* _Records provided_:
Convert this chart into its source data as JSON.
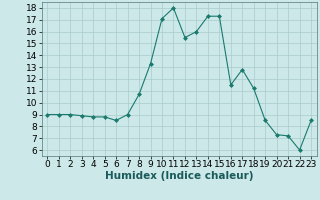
{
  "x": [
    0,
    1,
    2,
    3,
    4,
    5,
    6,
    7,
    8,
    9,
    10,
    11,
    12,
    13,
    14,
    15,
    16,
    17,
    18,
    19,
    20,
    21,
    22,
    23
  ],
  "y": [
    9.0,
    9.0,
    9.0,
    8.9,
    8.8,
    8.8,
    8.5,
    9.0,
    10.7,
    13.3,
    17.1,
    18.0,
    15.5,
    16.0,
    17.3,
    17.3,
    11.5,
    12.8,
    11.2,
    8.5,
    7.3,
    7.2,
    6.0,
    8.5
  ],
  "line_color": "#1a7a6e",
  "marker": "D",
  "marker_size": 2,
  "bg_color": "#cce8e8",
  "grid_color": "#aacccc",
  "xlabel": "Humidex (Indice chaleur)",
  "xlim": [
    -0.5,
    23.5
  ],
  "ylim": [
    5.5,
    18.5
  ],
  "yticks": [
    6,
    7,
    8,
    9,
    10,
    11,
    12,
    13,
    14,
    15,
    16,
    17,
    18
  ],
  "xticks": [
    0,
    1,
    2,
    3,
    4,
    5,
    6,
    7,
    8,
    9,
    10,
    11,
    12,
    13,
    14,
    15,
    16,
    17,
    18,
    19,
    20,
    21,
    22,
    23
  ],
  "tick_fontsize": 6.5,
  "xlabel_fontsize": 7.5
}
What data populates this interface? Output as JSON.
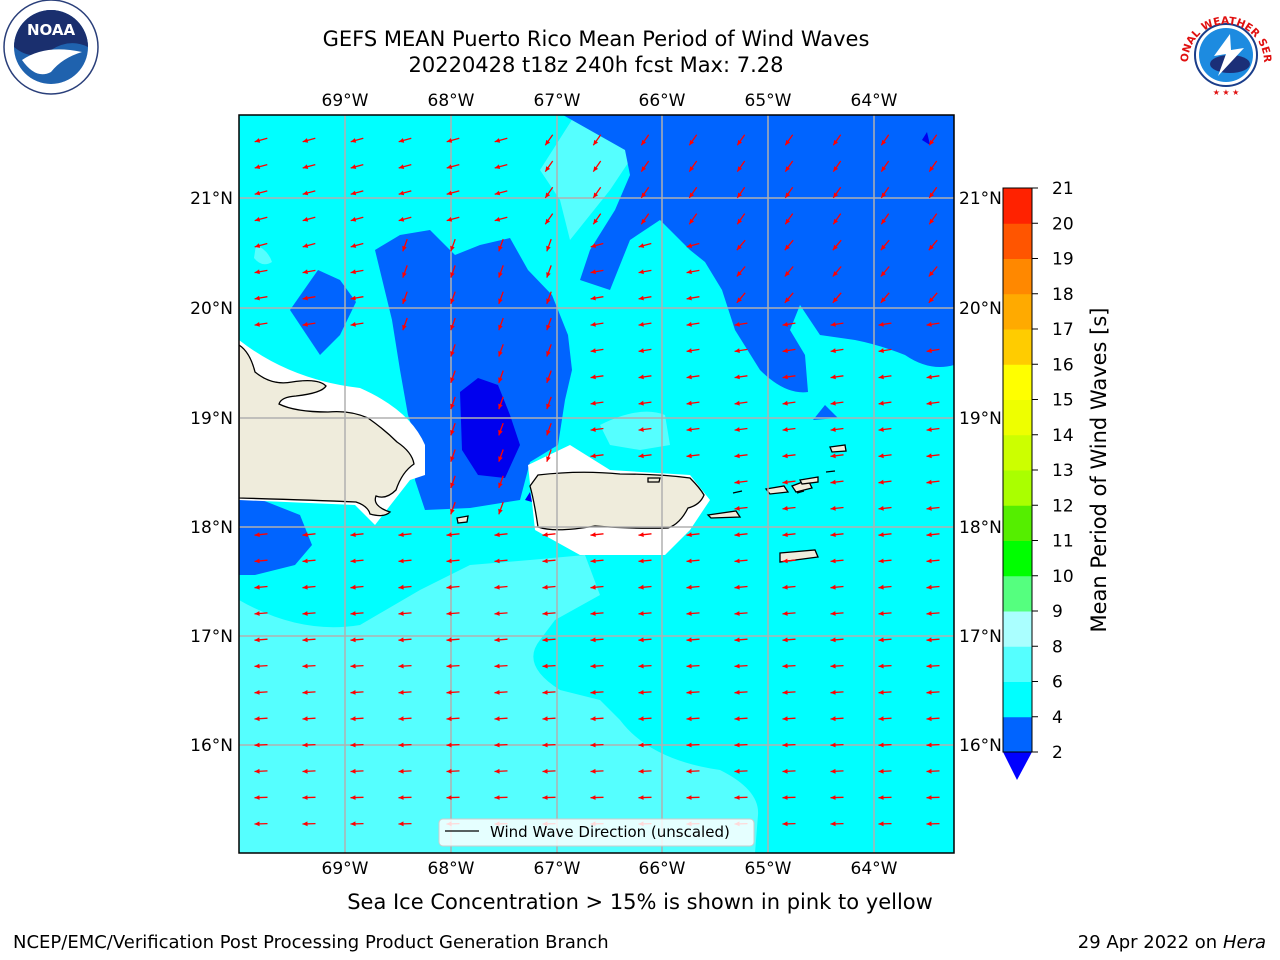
{
  "title": {
    "line1": "GEFS MEAN Puerto Rico Mean Period of Wind Waves",
    "line2": "20220428 t18z 240h fcst   Max: 7.28"
  },
  "map": {
    "lon_labels": [
      "69°W",
      "68°W",
      "67°W",
      "66°W",
      "65°W",
      "64°W"
    ],
    "lat_labels": [
      "21°N",
      "20°N",
      "19°N",
      "18°N",
      "17°N",
      "16°N"
    ],
    "legend_label": "Wind Wave Direction (unscaled)",
    "arrow_color": "#ff0000",
    "land_color": "#efecdc",
    "coast_color": "#000000"
  },
  "colorbar": {
    "title": "Mean Period of Wind Waves [s]",
    "labels": [
      "2",
      "4",
      "6",
      "8",
      "9",
      "10",
      "11",
      "12",
      "13",
      "14",
      "15",
      "16",
      "17",
      "18",
      "19",
      "20",
      "21"
    ],
    "colors": [
      "#0064ff",
      "#00ffff",
      "#55ffff",
      "#aaffff",
      "#55ff7f",
      "#00ff00",
      "#55ee00",
      "#aaff00",
      "#ccff00",
      "#eeff00",
      "#ffff00",
      "#ffcc00",
      "#ffaa00",
      "#ff8800",
      "#ff5500",
      "#ff2200"
    ],
    "under_color": "#0000ff",
    "over_color": "#ff0000"
  },
  "caption": "Sea Ice Concentration > 15% is shown in pink to yellow",
  "footer": {
    "left": "NCEP/EMC/Verification Post Processing Product Generation Branch",
    "date": "29 Apr 2022 on ",
    "host": "Hera"
  },
  "logos": {
    "noaa_text": "NOAA",
    "nws_text": "NATIONAL WEATHER SERVICE"
  }
}
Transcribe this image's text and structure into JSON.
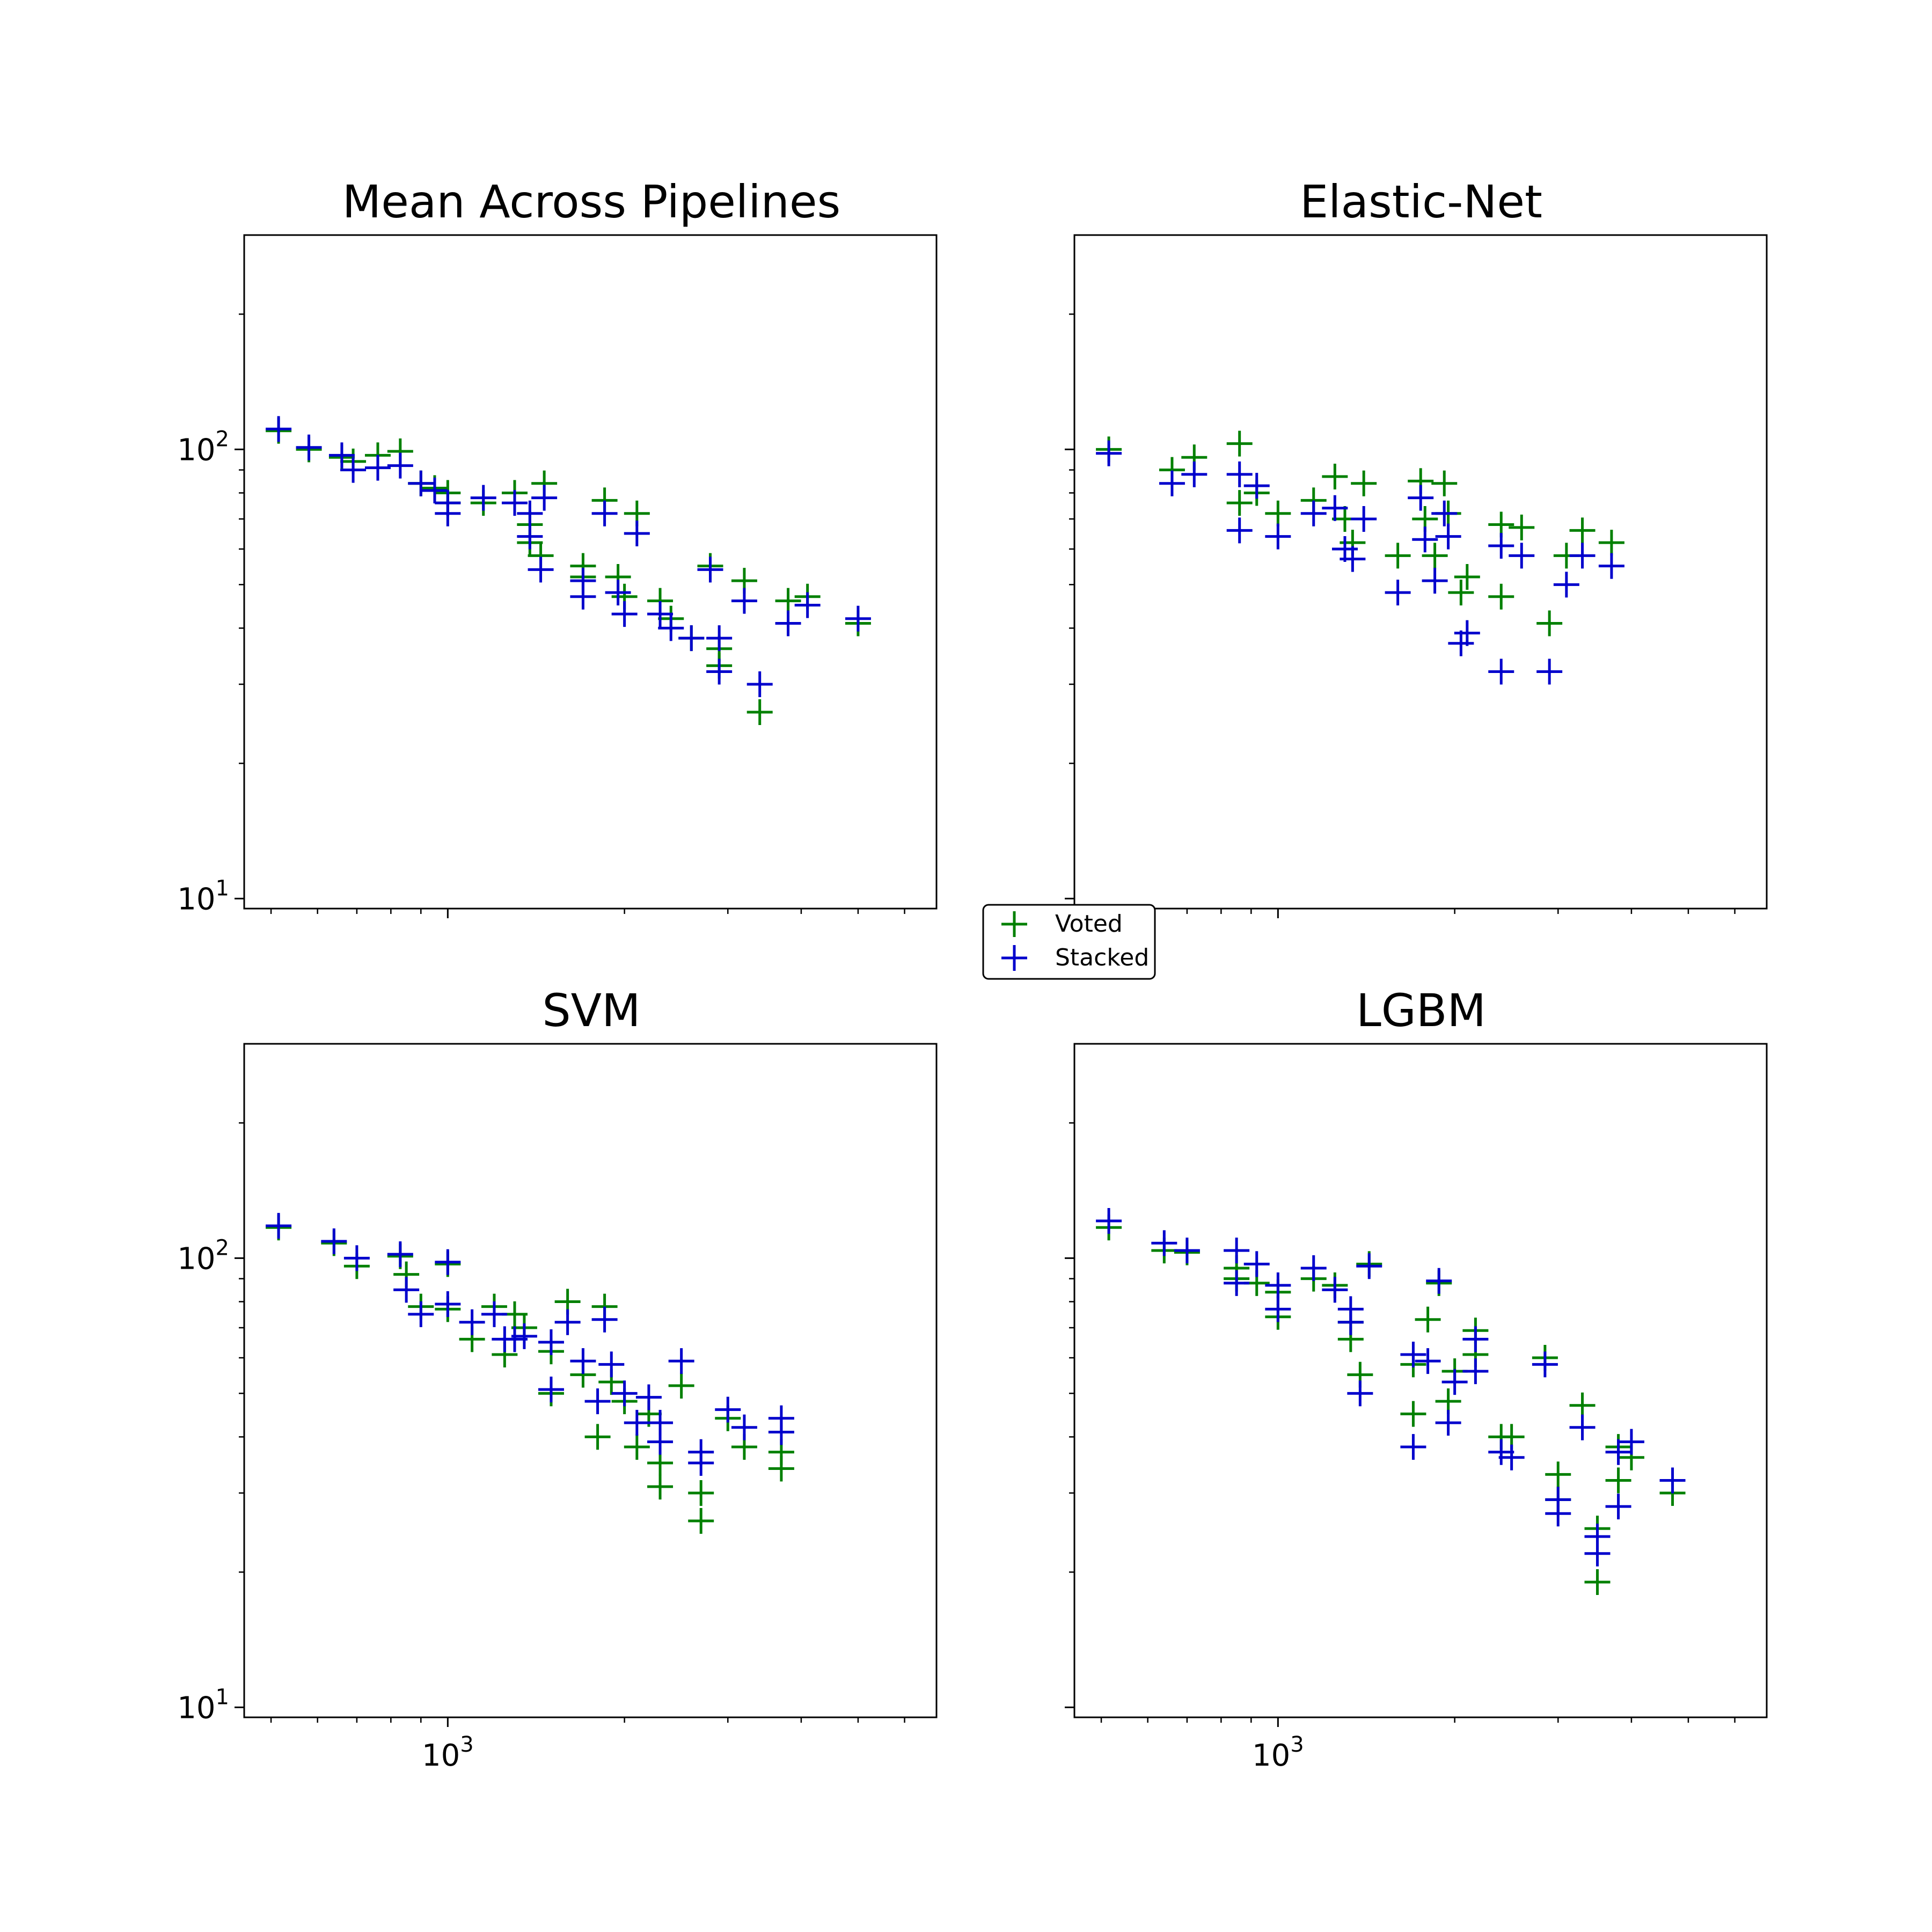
{
  "chart_data": [
    {
      "type": "scatter",
      "title": "Mean Across Pipelines",
      "xscale": "log",
      "yscale": "log",
      "xlim": [
        450,
        6800
      ],
      "ylim": [
        9.5,
        300
      ],
      "yticks": [
        {
          "value": 10,
          "label": "10^1"
        },
        {
          "value": 100,
          "label": "10^2"
        }
      ],
      "xticks": [],
      "marker": "plus",
      "series": [
        {
          "name": "Voted",
          "color": "#008000",
          "points": [
            [
              515,
              110
            ],
            [
              580,
              100
            ],
            [
              660,
              96
            ],
            [
              690,
              94
            ],
            [
              760,
              97
            ],
            [
              830,
              99
            ],
            [
              900,
              84
            ],
            [
              950,
              82
            ],
            [
              1000,
              80
            ],
            [
              1000,
              76
            ],
            [
              1150,
              76
            ],
            [
              1300,
              80
            ],
            [
              1380,
              68
            ],
            [
              1380,
              62
            ],
            [
              1440,
              58
            ],
            [
              1460,
              84
            ],
            [
              1700,
              55
            ],
            [
              1700,
              52
            ],
            [
              1850,
              77
            ],
            [
              1950,
              52
            ],
            [
              2000,
              47
            ],
            [
              2100,
              72
            ],
            [
              2300,
              46
            ],
            [
              2400,
              42
            ],
            [
              2600,
              38
            ],
            [
              2800,
              55
            ],
            [
              2900,
              36
            ],
            [
              2900,
              33
            ],
            [
              3200,
              51
            ],
            [
              3400,
              26
            ],
            [
              3800,
              46
            ],
            [
              4100,
              47
            ],
            [
              5000,
              41
            ]
          ]
        },
        {
          "name": "Stacked",
          "color": "#0000cc",
          "points": [
            [
              515,
              111
            ],
            [
              580,
              101
            ],
            [
              660,
              97
            ],
            [
              690,
              90
            ],
            [
              760,
              91
            ],
            [
              830,
              92
            ],
            [
              900,
              84
            ],
            [
              950,
              81
            ],
            [
              1000,
              76
            ],
            [
              1000,
              72
            ],
            [
              1150,
              78
            ],
            [
              1300,
              76
            ],
            [
              1380,
              72
            ],
            [
              1380,
              64
            ],
            [
              1440,
              54
            ],
            [
              1460,
              78
            ],
            [
              1700,
              51
            ],
            [
              1700,
              47
            ],
            [
              1850,
              72
            ],
            [
              1950,
              48
            ],
            [
              2000,
              43
            ],
            [
              2100,
              65
            ],
            [
              2300,
              43
            ],
            [
              2400,
              40
            ],
            [
              2600,
              38
            ],
            [
              2800,
              54
            ],
            [
              2900,
              38
            ],
            [
              2900,
              32
            ],
            [
              3200,
              46
            ],
            [
              3400,
              30
            ],
            [
              3800,
              41
            ],
            [
              4100,
              45
            ],
            [
              5000,
              42
            ]
          ]
        }
      ]
    },
    {
      "type": "scatter",
      "title": "Elastic-Net",
      "xscale": "log",
      "yscale": "log",
      "xlim": [
        450,
        6800
      ],
      "ylim": [
        9.5,
        300
      ],
      "yticks": [],
      "xticks": [],
      "marker": "plus",
      "series": [
        {
          "name": "Voted",
          "color": "#008000",
          "points": [
            [
              515,
              100
            ],
            [
              660,
              90
            ],
            [
              720,
              96
            ],
            [
              860,
              103
            ],
            [
              860,
              76
            ],
            [
              920,
              80
            ],
            [
              1000,
              72
            ],
            [
              1150,
              77
            ],
            [
              1250,
              87
            ],
            [
              1300,
              70
            ],
            [
              1340,
              62
            ],
            [
              1400,
              84
            ],
            [
              1600,
              58
            ],
            [
              1750,
              85
            ],
            [
              1780,
              70
            ],
            [
              1850,
              58
            ],
            [
              1920,
              84
            ],
            [
              1950,
              72
            ],
            [
              2050,
              48
            ],
            [
              2100,
              52
            ],
            [
              2400,
              68
            ],
            [
              2400,
              47
            ],
            [
              2600,
              67
            ],
            [
              2900,
              41
            ],
            [
              3100,
              58
            ],
            [
              3300,
              66
            ],
            [
              3700,
              62
            ]
          ]
        },
        {
          "name": "Stacked",
          "color": "#0000cc",
          "points": [
            [
              515,
              98
            ],
            [
              660,
              84
            ],
            [
              720,
              88
            ],
            [
              860,
              88
            ],
            [
              860,
              66
            ],
            [
              920,
              83
            ],
            [
              1000,
              64
            ],
            [
              1150,
              72
            ],
            [
              1250,
              74
            ],
            [
              1300,
              60
            ],
            [
              1340,
              57
            ],
            [
              1400,
              70
            ],
            [
              1600,
              48
            ],
            [
              1750,
              78
            ],
            [
              1780,
              63
            ],
            [
              1850,
              51
            ],
            [
              1920,
              72
            ],
            [
              1950,
              64
            ],
            [
              2050,
              37
            ],
            [
              2100,
              39
            ],
            [
              2400,
              61
            ],
            [
              2400,
              32
            ],
            [
              2600,
              58
            ],
            [
              2900,
              32
            ],
            [
              3100,
              50
            ],
            [
              3300,
              58
            ],
            [
              3700,
              55
            ]
          ]
        }
      ]
    },
    {
      "type": "scatter",
      "title": "SVM",
      "xscale": "log",
      "yscale": "log",
      "xlim": [
        450,
        6800
      ],
      "ylim": [
        9.5,
        300
      ],
      "yticks": [
        {
          "value": 10,
          "label": "10^1"
        },
        {
          "value": 100,
          "label": "10^2"
        }
      ],
      "xticks": [
        {
          "value": 1000,
          "label": "10^3"
        }
      ],
      "marker": "plus",
      "series": [
        {
          "name": "Voted",
          "color": "#008000",
          "points": [
            [
              515,
              117
            ],
            [
              640,
              108
            ],
            [
              700,
              96
            ],
            [
              830,
              101
            ],
            [
              850,
              92
            ],
            [
              900,
              78
            ],
            [
              1000,
              97
            ],
            [
              1000,
              77
            ],
            [
              1100,
              66
            ],
            [
              1200,
              78
            ],
            [
              1250,
              61
            ],
            [
              1300,
              75
            ],
            [
              1350,
              70
            ],
            [
              1500,
              62
            ],
            [
              1500,
              50
            ],
            [
              1600,
              80
            ],
            [
              1700,
              55
            ],
            [
              1800,
              40
            ],
            [
              1850,
              78
            ],
            [
              1900,
              53
            ],
            [
              2000,
              48
            ],
            [
              2100,
              38
            ],
            [
              2200,
              45
            ],
            [
              2300,
              35
            ],
            [
              2300,
              31
            ],
            [
              2500,
              52
            ],
            [
              2700,
              30
            ],
            [
              2700,
              26
            ],
            [
              3000,
              44
            ],
            [
              3200,
              38
            ],
            [
              3700,
              37
            ],
            [
              3700,
              34
            ]
          ]
        },
        {
          "name": "Stacked",
          "color": "#0000cc",
          "points": [
            [
              515,
              118
            ],
            [
              640,
              109
            ],
            [
              700,
              100
            ],
            [
              830,
              102
            ],
            [
              850,
              85
            ],
            [
              900,
              75
            ],
            [
              1000,
              98
            ],
            [
              1000,
              79
            ],
            [
              1100,
              72
            ],
            [
              1200,
              75
            ],
            [
              1250,
              66
            ],
            [
              1300,
              66
            ],
            [
              1350,
              67
            ],
            [
              1500,
              65
            ],
            [
              1500,
              51
            ],
            [
              1600,
              72
            ],
            [
              1700,
              59
            ],
            [
              1800,
              48
            ],
            [
              1850,
              73
            ],
            [
              1900,
              58
            ],
            [
              2000,
              50
            ],
            [
              2100,
              43
            ],
            [
              2200,
              49
            ],
            [
              2300,
              43
            ],
            [
              2300,
              39
            ],
            [
              2500,
              59
            ],
            [
              2700,
              37
            ],
            [
              2700,
              35
            ],
            [
              3000,
              46
            ],
            [
              3200,
              42
            ],
            [
              3700,
              44
            ],
            [
              3700,
              41
            ]
          ]
        }
      ]
    },
    {
      "type": "scatter",
      "title": "LGBM",
      "xscale": "log",
      "yscale": "log",
      "xlim": [
        450,
        6800
      ],
      "ylim": [
        9.5,
        300
      ],
      "yticks": [],
      "xticks": [
        {
          "value": 1000,
          "label": "10^3"
        }
      ],
      "marker": "plus",
      "series": [
        {
          "name": "Voted",
          "color": "#008000",
          "points": [
            [
              515,
              117
            ],
            [
              640,
              104
            ],
            [
              700,
              103
            ],
            [
              850,
              95
            ],
            [
              850,
              90
            ],
            [
              920,
              88
            ],
            [
              1000,
              84
            ],
            [
              1000,
              74
            ],
            [
              1150,
              90
            ],
            [
              1250,
              87
            ],
            [
              1330,
              72
            ],
            [
              1330,
              66
            ],
            [
              1380,
              55
            ],
            [
              1430,
              97
            ],
            [
              1700,
              58
            ],
            [
              1700,
              45
            ],
            [
              1800,
              73
            ],
            [
              1880,
              88
            ],
            [
              1950,
              48
            ],
            [
              2000,
              56
            ],
            [
              2170,
              69
            ],
            [
              2170,
              61
            ],
            [
              2400,
              40
            ],
            [
              2500,
              40
            ],
            [
              2850,
              60
            ],
            [
              3000,
              33
            ],
            [
              3000,
              29
            ],
            [
              3300,
              47
            ],
            [
              3500,
              25
            ],
            [
              3500,
              19
            ],
            [
              3800,
              38
            ],
            [
              3800,
              32
            ],
            [
              4000,
              36
            ],
            [
              4700,
              30
            ]
          ]
        },
        {
          "name": "Stacked",
          "color": "#0000cc",
          "points": [
            [
              515,
              121
            ],
            [
              640,
              108
            ],
            [
              700,
              104
            ],
            [
              850,
              104
            ],
            [
              850,
              88
            ],
            [
              920,
              97
            ],
            [
              1000,
              87
            ],
            [
              1000,
              77
            ],
            [
              1150,
              95
            ],
            [
              1250,
              85
            ],
            [
              1330,
              77
            ],
            [
              1330,
              72
            ],
            [
              1380,
              50
            ],
            [
              1430,
              96
            ],
            [
              1700,
              61
            ],
            [
              1700,
              38
            ],
            [
              1800,
              59
            ],
            [
              1880,
              89
            ],
            [
              1950,
              43
            ],
            [
              2000,
              53
            ],
            [
              2170,
              66
            ],
            [
              2170,
              56
            ],
            [
              2400,
              37
            ],
            [
              2500,
              36
            ],
            [
              2850,
              58
            ],
            [
              3000,
              29
            ],
            [
              3000,
              27
            ],
            [
              3300,
              42
            ],
            [
              3500,
              22
            ],
            [
              3500,
              24
            ],
            [
              3800,
              28
            ],
            [
              3800,
              37
            ],
            [
              4000,
              39
            ],
            [
              4700,
              32
            ]
          ]
        }
      ]
    }
  ],
  "legend": {
    "placement": "center",
    "entries": [
      {
        "label": "Voted",
        "color": "#008000"
      },
      {
        "label": "Stacked",
        "color": "#0000cc"
      }
    ]
  }
}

* _Exercise directions_:
Collect each line holding the string "Wind".

* _Solution below_:
    "line1": "GEFS MEAN Puerto Rico Mean Period of Wind Waves",
    "legend_label": "Wind Wave Direction (unscaled)",
    "title": "Mean Period of Wind Waves [s]",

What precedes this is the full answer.